## start TEXT SEGMENT
Russian Orthodox priests who saw the conditions in which the local people lived interceded on their behalf and tried to improve their treatment. By baptizing the Alutiit, the priests changed their status to that of Russian citizens. "In a way, the original priests who baptized us were able to save us from extermination," says Sven Haakanson, Jr., anthropologist and director of the Alutiiq Museum. "As soon as we became Russian citizens, they had to pay us and treat us as Russian citizens."
Haakanson suggests that the foreign religion may have been easier for natives to accept because of the similarity of Orthodox and native pantheons. "We have one overarching deity and several deities that surround our world," says Haakanson, "which is similar to Russian Orthodoxy where you have one God, but then many saints with different themes."
The blending of the Orthodox Church and native ways was facilitated by the Church's attitude toward the Alutiiq language. The Church's policy reflected the Russian attitude in general: natives were not forced to learn Russian, nor was their indigenous language suppressed. Native believers were able to read Orthodox texts in their native language. An 1848 primer of the Gospel of St. Matthew shows the gospel printed in both languages, side by side.
Russian Orthodoxy was absorbed into native culture. Lucille Davis, an Alutiiq elder, was taught traditional midwifery as a young woman. She recalls that the Russian Orthodox cross was embroidered on traditional cloth pouches used to hold a baby's "bag," the dried amniotic sac. These pouches were used to reassure children during crying fits and moments of discomfort.
After Russia sold its Alaskan interests to America in 1867, the loss of financial backing from the Russian government forced village churches to become self-supporting. With the departure of many Russian priests, the upkeep of the church and facilities fell to native people. Natives became more active in taking leadership roles in local churches and some Alutiiq men joined the priesthood.
## end TEXT SEGMENT
## start EXCERPTED RECORDS
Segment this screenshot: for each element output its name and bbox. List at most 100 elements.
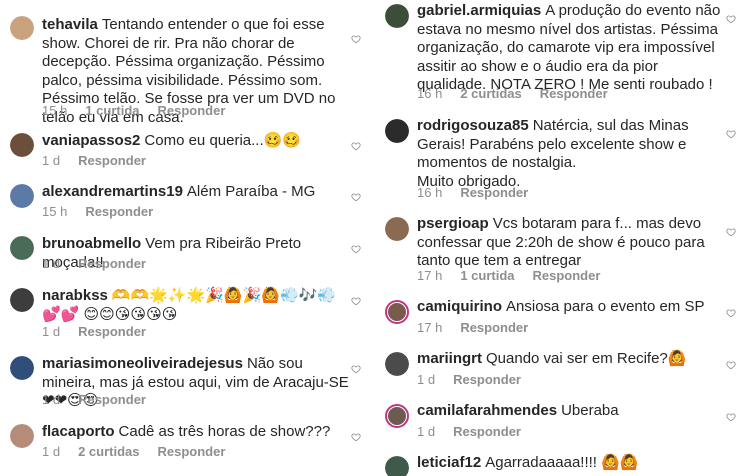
comment-text: Quando vai ser em Recife?🙆 <box>486 350 687 367</box>
reply-button[interactable]: Responder <box>158 444 226 459</box>
reply-button[interactable]: Responder <box>453 424 521 439</box>
comment-body: leticiaf12 Agarradaaaaa!!!! 🙆🙆 <box>417 454 724 473</box>
comment-text: Cadê as três horas de show??? <box>118 423 331 440</box>
comment-body: flacaporto Cadê as três horas de show??? <box>42 423 349 442</box>
comment-username[interactable]: camilafarahmendes <box>417 402 557 419</box>
comment-meta: 1 d 2 curtidas Responder <box>42 444 225 459</box>
reply-button[interactable]: Responder <box>453 372 521 387</box>
comment-body: alexandremartins19 Além Paraíba - MG <box>42 183 349 202</box>
comment-username[interactable]: psergioap <box>417 215 489 232</box>
comment-username[interactable]: alexandremartins19 <box>42 183 183 200</box>
comment-time: 15 h <box>42 103 68 118</box>
heart-icon[interactable] <box>351 296 361 306</box>
comment-time: 1 d <box>42 444 61 459</box>
reply-button[interactable]: Responder <box>78 324 146 339</box>
comment-meta: 15 h Responder <box>42 204 153 219</box>
comment-likes[interactable]: 2 curtidas <box>78 444 139 459</box>
comment-meta: 17 h 1 curtida Responder <box>417 268 600 283</box>
avatar[interactable] <box>385 352 409 376</box>
comment-time: 17 h <box>417 268 443 283</box>
avatar[interactable] <box>10 184 34 208</box>
heart-icon[interactable] <box>351 141 361 151</box>
comment-body: rodrigosouza85 Natércia, sul das Minas Ge… <box>417 117 724 191</box>
avatar[interactable] <box>10 133 34 157</box>
comment-likes[interactable]: 1 curtida <box>85 103 139 118</box>
right-comment-column: gabriel.armiquias A produção do evento nã… <box>375 0 750 476</box>
reply-button[interactable]: Responder <box>460 185 528 200</box>
comment-meta: 15 h 1 curtida Responder <box>42 103 225 118</box>
heart-icon[interactable] <box>351 192 361 202</box>
comment-time: 17 h <box>417 320 443 335</box>
comment-body: gabriel.armiquias A produção do evento nã… <box>417 2 724 95</box>
comment-username[interactable]: camiquirino <box>417 298 502 315</box>
reply-button[interactable]: Responder <box>540 86 608 101</box>
comment-time: 1 d <box>42 153 61 168</box>
comment-body: mariingrt Quando vai ser em Recife?🙆 <box>417 350 724 369</box>
comment-time: 16 h <box>417 185 443 200</box>
comment-likes[interactable]: 2 curtidas <box>460 86 521 101</box>
heart-icon[interactable] <box>726 412 736 422</box>
comment-username[interactable]: gabriel.armiquias <box>417 2 541 19</box>
heart-icon[interactable] <box>351 244 361 254</box>
comment-username[interactable]: tehavila <box>42 16 98 33</box>
avatar[interactable] <box>10 288 34 312</box>
comment-time: 1 d <box>42 392 61 407</box>
comment-meta: 16 h 2 curtidas Responder <box>417 86 608 101</box>
reply-button[interactable]: Responder <box>78 392 146 407</box>
reply-button[interactable]: Responder <box>533 268 601 283</box>
avatar[interactable] <box>385 456 409 476</box>
reply-button[interactable]: Responder <box>460 320 528 335</box>
comment-meta: 17 h Responder <box>417 320 528 335</box>
comment-body: narabkss 🫶🫶🌟✨🌟🎉🙆🎉🙆💨🎶💨💕💕 😊😊😘😘😘😘 <box>42 287 349 324</box>
reply-button[interactable]: Responder <box>85 204 153 219</box>
comment-body: psergioap Vcs botaram para f... mas devo … <box>417 215 724 271</box>
comment-time: 15 h <box>42 204 68 219</box>
avatar[interactable] <box>385 217 409 241</box>
comment-likes[interactable]: 1 curtida <box>460 268 514 283</box>
comment-text: Além Paraíba - MG <box>186 183 316 200</box>
comment-username[interactable]: vaniapassos2 <box>42 132 140 149</box>
comment-username[interactable]: narabkss <box>42 287 108 304</box>
comment-body: camiquirino Ansiosa para o evento em SP <box>417 298 724 317</box>
heart-icon[interactable] <box>726 227 736 237</box>
comment-username[interactable]: flacaporto <box>42 423 115 440</box>
comment-username[interactable]: leticiaf12 <box>417 454 481 471</box>
avatar[interactable] <box>385 404 409 428</box>
avatar[interactable] <box>10 16 34 40</box>
comment-username[interactable]: brunoabmello <box>42 235 141 252</box>
heart-icon[interactable] <box>351 34 361 44</box>
avatar[interactable] <box>385 119 409 143</box>
heart-icon[interactable] <box>351 432 361 442</box>
reply-button[interactable]: Responder <box>78 153 146 168</box>
comment-username[interactable]: mariingrt <box>417 350 482 367</box>
heart-icon[interactable] <box>351 364 361 374</box>
comment-meta: 1 d Responder <box>417 372 521 387</box>
comment-time: 1 d <box>417 372 436 387</box>
heart-icon[interactable] <box>726 360 736 370</box>
avatar[interactable] <box>385 4 409 28</box>
comment-username[interactable]: rodrigosouza85 <box>417 117 529 134</box>
avatar[interactable] <box>10 424 34 448</box>
comment-time: 1 d <box>417 424 436 439</box>
avatar[interactable] <box>385 300 409 324</box>
heart-icon[interactable] <box>726 308 736 318</box>
comment-time: 1 d <box>42 256 61 271</box>
comment-meta: 1 d Responder <box>42 256 146 271</box>
reply-button[interactable]: Responder <box>158 103 226 118</box>
avatar[interactable] <box>10 236 34 260</box>
comment-meta: 16 h Responder <box>417 185 528 200</box>
comment-text: Como eu queria...🥴🥴 <box>144 132 301 149</box>
comment-meta: 1 d Responder <box>42 324 146 339</box>
left-comment-column: tehavila Tentando entender o que foi esse… <box>0 0 375 476</box>
comment-username[interactable]: mariasimoneoliveiradejesus <box>42 355 243 372</box>
comment-text: Ansiosa para o evento em SP <box>506 298 705 315</box>
comment-time: 1 d <box>42 324 61 339</box>
heart-icon[interactable] <box>726 129 736 139</box>
reply-button[interactable]: Responder <box>78 256 146 271</box>
comment-time: 16 h <box>417 86 443 101</box>
comment-body: camilafarahmendes Uberaba <box>417 402 724 421</box>
avatar[interactable] <box>10 356 34 380</box>
comment-text: Agarradaaaaa!!!! 🙆🙆 <box>485 454 639 471</box>
heart-icon[interactable] <box>726 14 736 24</box>
comment-meta: 1 d Responder <box>42 392 146 407</box>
## end EXCERPTED RECORDS
OBJECTIVE
In the text on Russian Orthodoxy among the Alutiit, condense the paragraph beginning "After Russia sold its Alaskan interests" into a short bulleted list that keeps its main facts.

COMPLETE OUTPUT
- In 1867 Russia sold its Alaskan interests to America.
- Without financial backing from the Russian government, village churches had to become self-supporting.
- Many Russian priests left, so native people took over the upkeep of the churches and facilities.
- Natives took on more leadership roles in local churches, and some Alutiiq men joined the priesthood.